--- Document ---

[Foundation-l] FYI: Wikipedia, Open Access and Cognitive Virology
Stevan Harnad
amsciforum at gmail.com
Sat May 22 11:51:44 UTC 2010
David Goodman gives a very fair and accurate summary of our interactions in
the AmSci Forum (though I would not have said that some were unfriendly --
just impatient, on my part; and if anything, I'm even more impatient now
that another half-decade has gone by and we still don't have universal OA!).
Regarding the Wikipedia entry for OA, I would add only that the proof is in
the outcome: Yes, I had no choice but to let things take their natural
course with the "Open Access" entry, as David and Peter urged. And yes, it
did become "Open Access (publishing)." But, the result is that now the
widespread misconception that "Open Access" means "Open Access Publishing"
-- it does not -- is all the more widespread and entrenched, thanks to that
natural "echo-amplification" outcome in Wikipedia.
If someone considers that to be some sort of a triumph or vindication on
behalf of something or other, I have no idea what that something is!
Wikipedia has simply served as a megaphone for amplifying misinformation in
this case.
So much for conflating OA with OA publishing.
I would say it's not at all accurate to say that I oppose OA publishing
("Gold OA"): I don't. (In fact I am pretty sure it will eventually prevail,
and have been saying so since the very beginning.) I simply assign it a
different priority, in time, importance, urgency, causality and potential,
relative to OA self-archiving ("Green OA") at this time, for very specific,
concrete, practical, evidence-based reasons (which I will not rehearse
here).
I also don't, didn't, and never aspired to "own" the OA entry in Wikipedia.
It was written by many people long before I knew about it, and before I
contributed portions to a few of its subsections (the ones on Green OA and
Institutional Repositories). I occasionally look at those sections still,
but I largely stopped trying to fix them any more when my edits were
repeatedly over-ruled on several points in which I felt that the Wikipedia
outcome was just plain wrong.
But nothing about OA is rocket science, and the only thing hanging in the
balance is more lost time... The outcome itself is obvious, optimal and
inevitable -- just long overdue.
Yours impatiently,
Stevan Harnad
http://openaccess.eprints.org/
http://amsci-forum.amsci.org/archives/American-Scientist-Open-Access-Forum.html
On Sat May 15 23:06:14 David Goodman wrote:
Some background:
> When I was a librarian open access was one of the principal things I
worked on. Stevan has been for over 10 years an acknowledged leader
in this field, and his propaganda for open access has been a key
factor for the considerable success it has had--by now all major US
and UK granting agencies require it or are about to do so. All of
us who use academic material are very much indebted to him, for I do
not think it would have happened to anywhere near this extent without
him.

--- Provided data ---
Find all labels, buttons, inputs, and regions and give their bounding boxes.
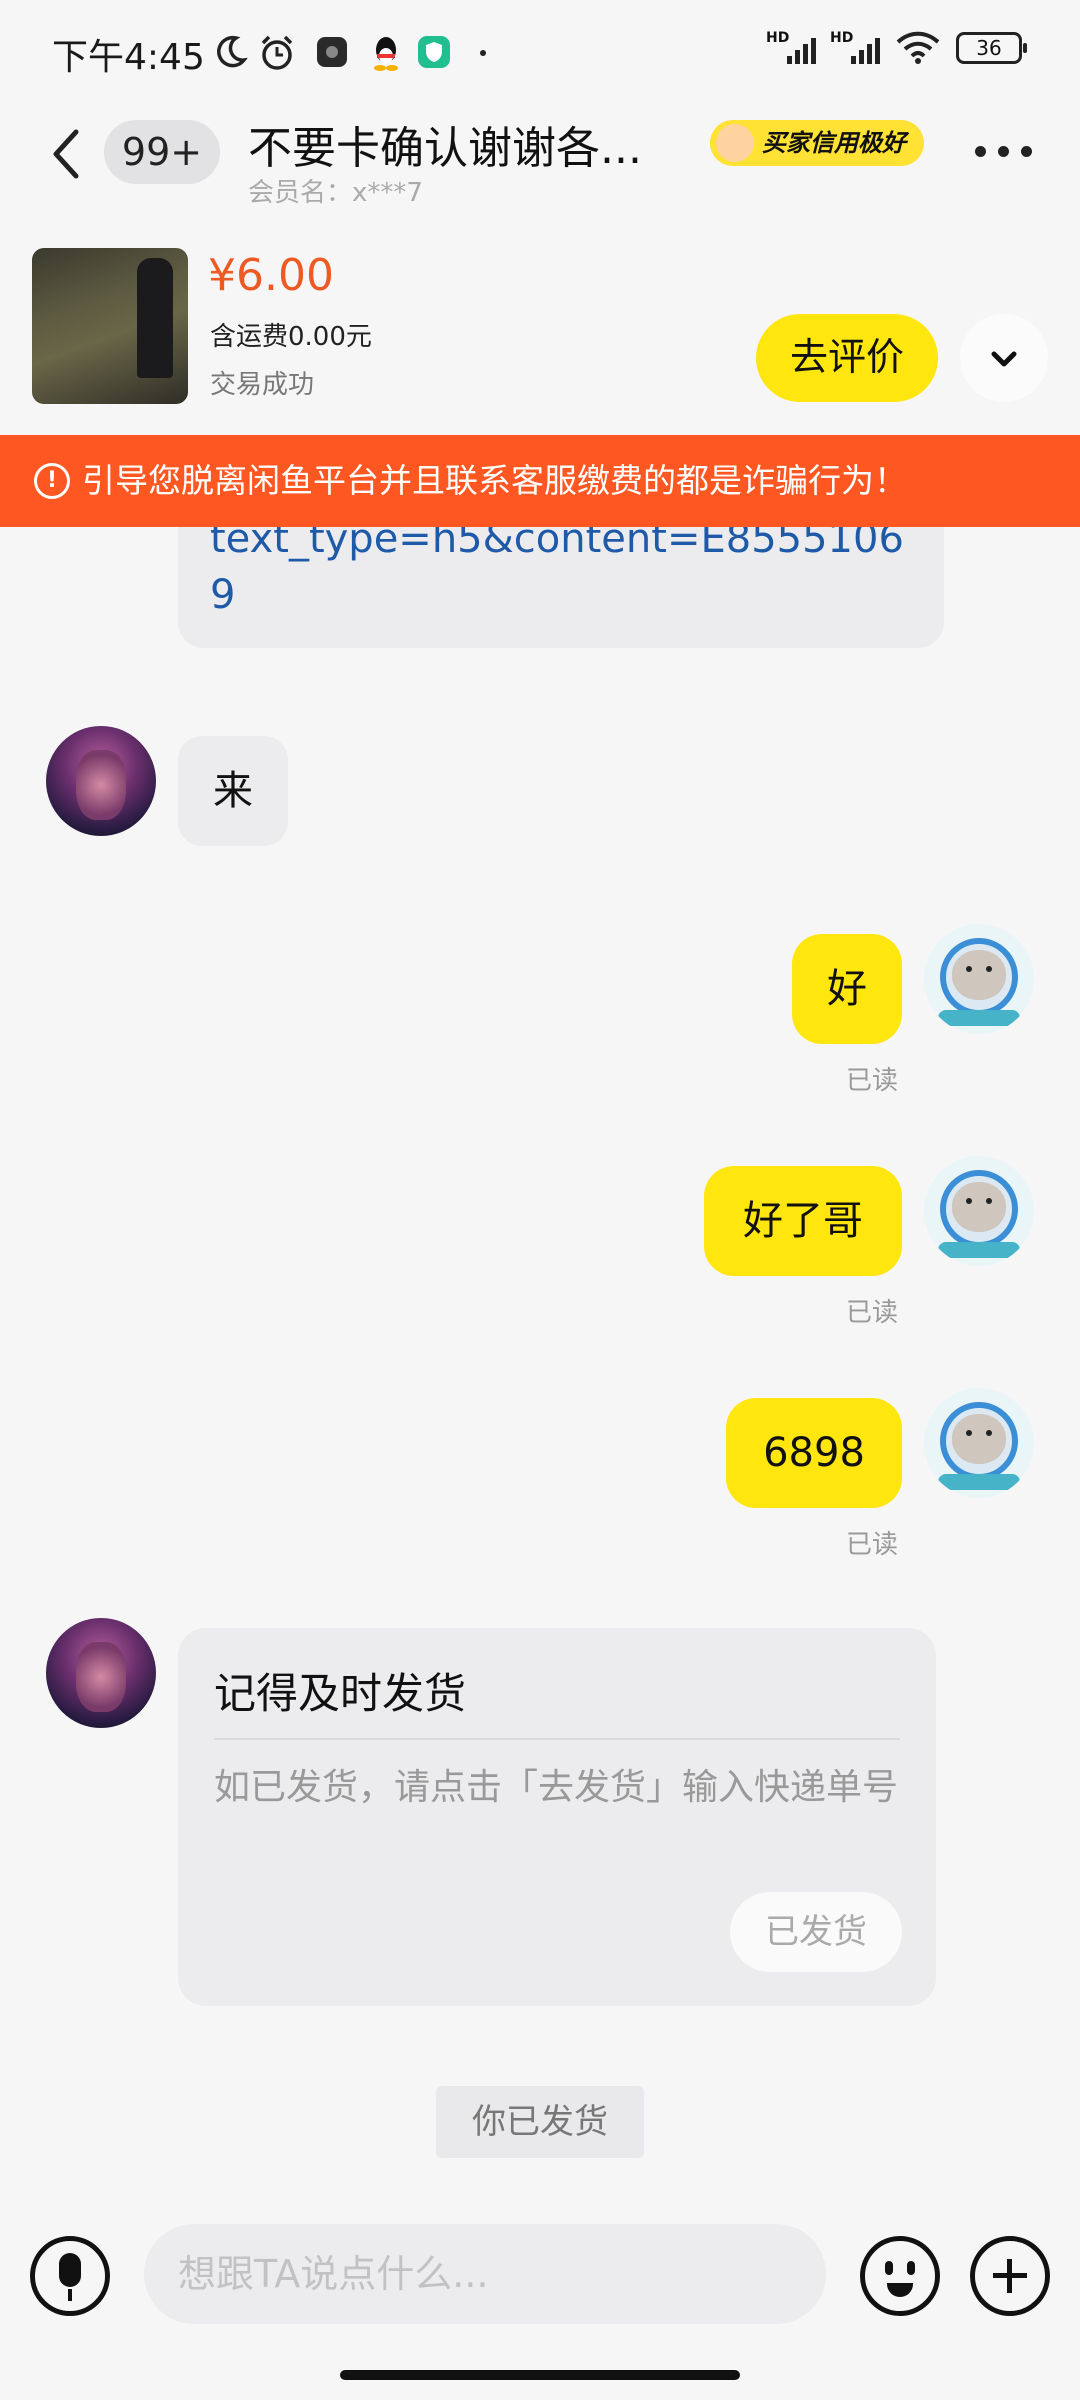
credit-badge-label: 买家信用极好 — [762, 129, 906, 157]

--- What to work on ---
A: In the open access post, which subsections of the Wikipedia entry does Harnad say he contributed portions to?
B: Write the next part of the open access post, picking up after its last sentence.

--- Answer set ---
A: The subsections on Green OA and Institutional Repositories.

B:
> But Stevan is very much set on his own preferred way of doing this.
His way is good, but he thinks that only his way is good--to the
extent that he has often tried to argue against other ways, even
though they differ only in detail, and most of his activism in the last
few years has been against other open access advocates. (I am, as you
gather, one of the people who thinks other ways are at least as good
or possibly better, and I have had many public & private discussions
about this with him over the years, not all of them friendly. ).
> There are two basic methods:
> One is known as "Gold" open access, publishing by open access
publishers in journals that are free to the reader, the costs being
paid through some form of direct or indirect subsidy from the author,
his institution, his granting agency, or other financing arrangement.
(Familar examples of this are PLOS or BMC).
> The other is known as "Green" open access, publishing in journals in
the conventional way, but also putting the articles, or at least
unedited drafts of the manuscript, into a repository. There are two
types: using a centralized repository , either on a nationwide or
subject-wide basis (the familiar examples of which are PubMed Central
in biomedicine and arXiv in physics), or alternatively on an
institution-wide basis (good examples are Harvard's DASH or Stevan's
own repository at Southampton, ECS )
> The only form Stevan supports is institutional repositories. (For
reasons, I refer you to his many long postings on American Scientist
Open Access Forum , which he moderates in accord with his own views.)
He opposes the term open access publishing because it suggests "Gold"
Open Access publishers.
> When I joined WP three years ago, I found that Stevan was exercising
OWNership over the WP article on open access, which almost totally
focussed on institution-based repositories and referenced a great
number of his own writings. When I and other made changes, Stevan
always reverted them.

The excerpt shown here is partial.